**Dataset items**:
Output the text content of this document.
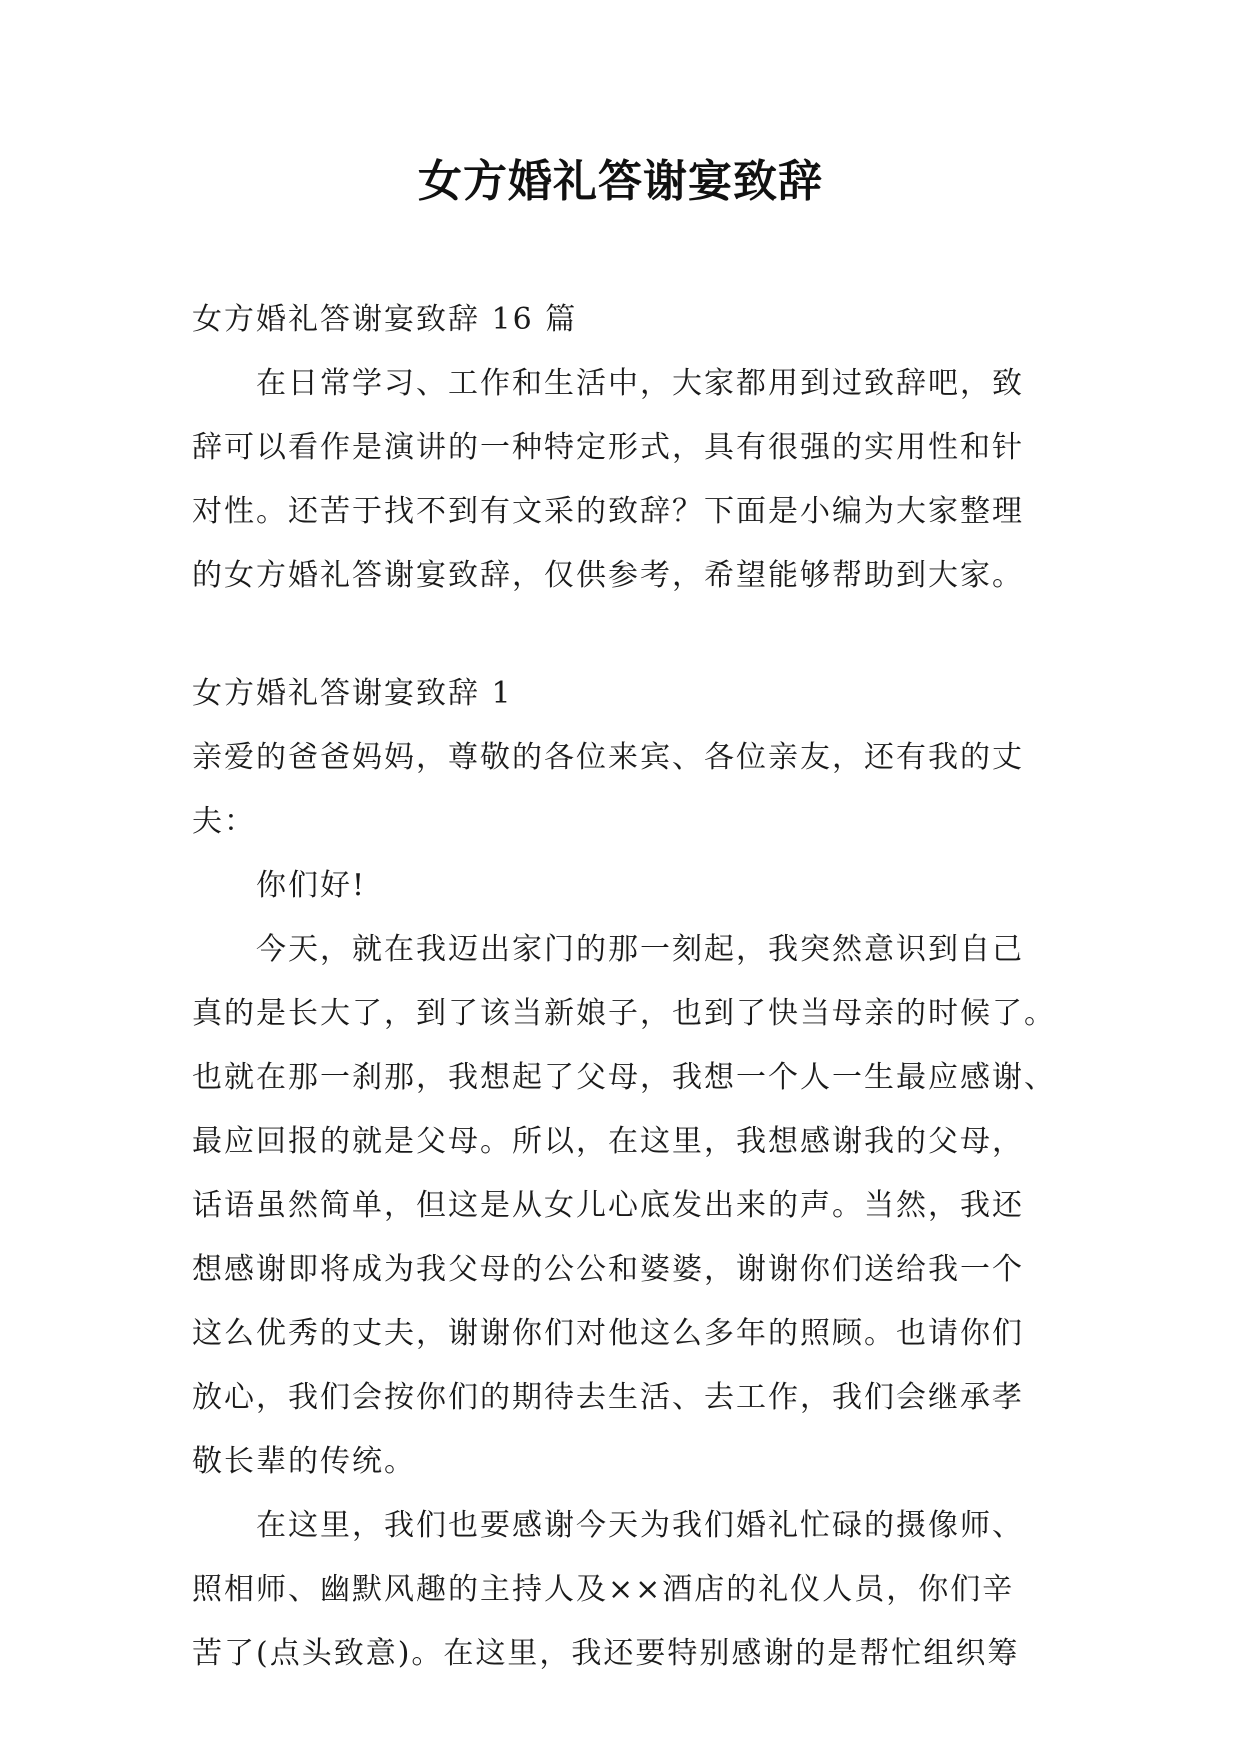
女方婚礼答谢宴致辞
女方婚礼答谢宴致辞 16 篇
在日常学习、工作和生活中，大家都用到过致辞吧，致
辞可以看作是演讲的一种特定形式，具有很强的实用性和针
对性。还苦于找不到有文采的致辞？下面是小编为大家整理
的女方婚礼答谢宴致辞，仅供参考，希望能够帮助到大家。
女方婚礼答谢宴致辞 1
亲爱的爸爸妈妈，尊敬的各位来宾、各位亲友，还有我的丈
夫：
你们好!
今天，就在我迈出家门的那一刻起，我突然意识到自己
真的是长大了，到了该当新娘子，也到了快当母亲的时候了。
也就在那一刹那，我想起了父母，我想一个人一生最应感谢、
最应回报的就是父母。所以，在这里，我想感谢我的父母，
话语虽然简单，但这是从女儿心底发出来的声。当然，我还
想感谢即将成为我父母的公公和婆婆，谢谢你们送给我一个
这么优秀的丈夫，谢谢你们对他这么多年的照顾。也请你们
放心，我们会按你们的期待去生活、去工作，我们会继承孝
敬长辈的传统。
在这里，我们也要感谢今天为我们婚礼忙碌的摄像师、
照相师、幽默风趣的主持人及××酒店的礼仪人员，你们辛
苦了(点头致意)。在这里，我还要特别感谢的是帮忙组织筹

**Written request**: Please repeat the entries exactly. Do not include the pictures.

**Task result**:
Output the text content of this document.
女方婚礼答谢宴致辞
女方婚礼答谢宴致辞 16 篇
在日常学习、工作和生活中，大家都用到过致辞吧，致
辞可以看作是演讲的一种特定形式，具有很强的实用性和针
对性。还苦于找不到有文采的致辞？下面是小编为大家整理
的女方婚礼答谢宴致辞，仅供参考，希望能够帮助到大家。
女方婚礼答谢宴致辞 1
亲爱的爸爸妈妈，尊敬的各位来宾、各位亲友，还有我的丈
夫：
你们好!
今天，就在我迈出家门的那一刻起，我突然意识到自己
真的是长大了，到了该当新娘子，也到了快当母亲的时候了。
也就在那一刹那，我想起了父母，我想一个人一生最应感谢、
最应回报的就是父母。所以，在这里，我想感谢我的父母，
话语虽然简单，但这是从女儿心底发出来的声。当然，我还
想感谢即将成为我父母的公公和婆婆，谢谢你们送给我一个
这么优秀的丈夫，谢谢你们对他这么多年的照顾。也请你们
放心，我们会按你们的期待去生活、去工作，我们会继承孝
敬长辈的传统。
在这里，我们也要感谢今天为我们婚礼忙碌的摄像师、
照相师、幽默风趣的主持人及××酒店的礼仪人员，你们辛
苦了(点头致意)。在这里，我还要特别感谢的是帮忙组织筹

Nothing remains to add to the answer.